--- WRITTEN PROBLEM ---
In the listing below, find every line with the string "oksigen" and pull it out.

--- DATA ---

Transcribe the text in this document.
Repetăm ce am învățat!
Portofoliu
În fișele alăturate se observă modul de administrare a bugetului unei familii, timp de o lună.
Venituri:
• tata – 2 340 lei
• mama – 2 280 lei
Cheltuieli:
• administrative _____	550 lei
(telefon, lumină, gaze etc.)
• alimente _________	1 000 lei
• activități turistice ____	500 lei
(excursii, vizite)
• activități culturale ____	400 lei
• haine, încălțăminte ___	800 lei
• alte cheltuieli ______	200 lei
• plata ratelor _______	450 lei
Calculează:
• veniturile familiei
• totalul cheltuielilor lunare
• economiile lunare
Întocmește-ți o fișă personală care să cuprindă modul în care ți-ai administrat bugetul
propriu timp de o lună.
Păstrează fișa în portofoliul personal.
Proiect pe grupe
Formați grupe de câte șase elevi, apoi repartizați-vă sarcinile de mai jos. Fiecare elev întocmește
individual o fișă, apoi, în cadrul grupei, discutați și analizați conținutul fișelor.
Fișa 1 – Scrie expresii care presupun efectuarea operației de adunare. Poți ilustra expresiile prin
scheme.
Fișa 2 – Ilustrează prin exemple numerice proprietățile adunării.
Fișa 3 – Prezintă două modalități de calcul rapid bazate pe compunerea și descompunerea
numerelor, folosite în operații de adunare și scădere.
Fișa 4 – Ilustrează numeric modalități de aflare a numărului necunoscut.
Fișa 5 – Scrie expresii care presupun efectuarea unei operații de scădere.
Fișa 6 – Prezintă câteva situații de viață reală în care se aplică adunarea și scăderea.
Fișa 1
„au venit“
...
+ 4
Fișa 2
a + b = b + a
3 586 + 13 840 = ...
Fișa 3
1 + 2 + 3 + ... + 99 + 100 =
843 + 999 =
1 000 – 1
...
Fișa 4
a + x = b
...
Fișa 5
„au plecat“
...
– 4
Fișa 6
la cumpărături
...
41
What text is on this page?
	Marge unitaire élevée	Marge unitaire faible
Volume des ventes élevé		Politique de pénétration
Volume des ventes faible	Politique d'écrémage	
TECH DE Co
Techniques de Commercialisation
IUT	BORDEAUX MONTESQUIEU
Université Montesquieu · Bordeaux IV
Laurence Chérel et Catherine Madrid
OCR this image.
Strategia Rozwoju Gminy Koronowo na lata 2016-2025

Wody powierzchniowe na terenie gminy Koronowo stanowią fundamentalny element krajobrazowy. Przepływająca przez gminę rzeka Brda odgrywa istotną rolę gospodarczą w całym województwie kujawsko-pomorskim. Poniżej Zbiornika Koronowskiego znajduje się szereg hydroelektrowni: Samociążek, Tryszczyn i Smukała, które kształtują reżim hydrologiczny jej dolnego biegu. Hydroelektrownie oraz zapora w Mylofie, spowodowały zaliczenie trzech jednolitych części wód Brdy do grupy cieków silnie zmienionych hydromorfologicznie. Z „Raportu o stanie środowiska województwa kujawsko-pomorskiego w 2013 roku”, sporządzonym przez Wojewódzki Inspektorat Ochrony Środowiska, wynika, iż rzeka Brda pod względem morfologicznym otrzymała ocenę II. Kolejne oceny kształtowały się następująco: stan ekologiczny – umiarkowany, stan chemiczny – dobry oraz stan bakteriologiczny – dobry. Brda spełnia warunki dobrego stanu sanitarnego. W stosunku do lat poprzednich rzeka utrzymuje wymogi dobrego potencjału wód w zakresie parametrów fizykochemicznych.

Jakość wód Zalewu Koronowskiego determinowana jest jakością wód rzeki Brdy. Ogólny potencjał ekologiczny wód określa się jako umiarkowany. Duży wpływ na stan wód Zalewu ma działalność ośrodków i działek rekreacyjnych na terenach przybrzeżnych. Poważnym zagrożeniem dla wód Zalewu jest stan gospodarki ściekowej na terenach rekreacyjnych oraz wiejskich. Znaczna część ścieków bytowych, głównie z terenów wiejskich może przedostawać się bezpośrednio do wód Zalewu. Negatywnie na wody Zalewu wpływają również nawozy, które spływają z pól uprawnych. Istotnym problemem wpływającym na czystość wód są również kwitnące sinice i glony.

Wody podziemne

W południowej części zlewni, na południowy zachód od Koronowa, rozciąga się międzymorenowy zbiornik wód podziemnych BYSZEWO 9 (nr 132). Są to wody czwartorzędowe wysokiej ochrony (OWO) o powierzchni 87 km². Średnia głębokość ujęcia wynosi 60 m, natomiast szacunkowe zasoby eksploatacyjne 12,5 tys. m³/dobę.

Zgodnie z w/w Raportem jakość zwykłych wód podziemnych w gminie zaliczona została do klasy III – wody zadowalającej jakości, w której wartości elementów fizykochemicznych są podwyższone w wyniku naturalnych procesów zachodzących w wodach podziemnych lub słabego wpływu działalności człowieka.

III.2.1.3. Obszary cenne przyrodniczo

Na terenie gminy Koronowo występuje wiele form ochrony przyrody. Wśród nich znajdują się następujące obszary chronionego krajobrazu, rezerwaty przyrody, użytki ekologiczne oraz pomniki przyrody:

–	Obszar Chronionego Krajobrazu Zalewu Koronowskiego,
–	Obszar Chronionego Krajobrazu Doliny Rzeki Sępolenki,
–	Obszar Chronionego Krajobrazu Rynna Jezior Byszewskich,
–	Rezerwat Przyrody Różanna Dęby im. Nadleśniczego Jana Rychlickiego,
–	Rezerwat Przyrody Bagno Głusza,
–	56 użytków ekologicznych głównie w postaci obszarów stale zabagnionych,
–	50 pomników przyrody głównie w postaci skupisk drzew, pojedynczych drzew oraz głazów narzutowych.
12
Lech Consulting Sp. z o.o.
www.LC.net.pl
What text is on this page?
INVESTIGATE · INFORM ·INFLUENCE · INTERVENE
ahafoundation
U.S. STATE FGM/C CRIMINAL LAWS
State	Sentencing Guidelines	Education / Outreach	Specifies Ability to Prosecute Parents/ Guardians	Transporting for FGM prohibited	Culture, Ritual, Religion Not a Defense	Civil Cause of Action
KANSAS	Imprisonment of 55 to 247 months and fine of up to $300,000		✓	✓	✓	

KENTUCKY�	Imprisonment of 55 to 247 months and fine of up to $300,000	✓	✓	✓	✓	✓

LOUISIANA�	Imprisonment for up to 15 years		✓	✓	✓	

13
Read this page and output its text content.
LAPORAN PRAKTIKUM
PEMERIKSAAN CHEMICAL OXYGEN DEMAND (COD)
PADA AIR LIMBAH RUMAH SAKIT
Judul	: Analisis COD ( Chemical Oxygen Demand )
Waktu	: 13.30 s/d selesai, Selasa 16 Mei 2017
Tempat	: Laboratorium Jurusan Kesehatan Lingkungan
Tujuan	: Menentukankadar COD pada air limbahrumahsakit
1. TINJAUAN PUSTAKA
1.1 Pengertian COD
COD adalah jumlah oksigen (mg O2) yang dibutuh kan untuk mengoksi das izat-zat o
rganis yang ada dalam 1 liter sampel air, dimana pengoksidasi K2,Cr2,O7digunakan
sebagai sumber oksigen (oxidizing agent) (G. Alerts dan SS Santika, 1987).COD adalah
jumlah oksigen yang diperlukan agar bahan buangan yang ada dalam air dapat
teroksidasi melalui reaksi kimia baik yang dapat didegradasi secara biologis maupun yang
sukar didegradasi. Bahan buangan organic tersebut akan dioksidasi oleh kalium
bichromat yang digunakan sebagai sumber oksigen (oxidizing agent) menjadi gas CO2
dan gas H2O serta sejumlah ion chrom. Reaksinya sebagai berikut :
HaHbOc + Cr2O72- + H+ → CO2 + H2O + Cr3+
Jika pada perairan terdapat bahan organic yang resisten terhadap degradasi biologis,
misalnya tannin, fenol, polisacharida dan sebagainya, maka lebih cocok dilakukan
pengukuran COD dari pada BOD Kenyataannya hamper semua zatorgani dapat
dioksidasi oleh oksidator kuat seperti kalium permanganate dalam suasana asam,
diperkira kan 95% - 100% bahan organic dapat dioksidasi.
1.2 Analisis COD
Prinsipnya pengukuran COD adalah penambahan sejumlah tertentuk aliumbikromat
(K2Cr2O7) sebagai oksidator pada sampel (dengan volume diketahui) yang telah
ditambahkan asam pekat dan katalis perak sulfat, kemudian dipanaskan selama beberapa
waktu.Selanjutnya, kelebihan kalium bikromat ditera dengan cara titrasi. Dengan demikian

--- OUTPUT BELOW ---
COD adalah jumlah oksigen (mg O2) yang dibutuh kan untuk mengoksi das izat-zat o
sebagai sumber oksigen (oxidizing agent) (G. Alerts dan SS Santika, 1987).COD adalah
jumlah oksigen yang diperlukan agar bahan buangan yang ada dalam air dapat
bichromat yang digunakan sebagai sumber oksigen (oxidizing agent) menjadi gas CO2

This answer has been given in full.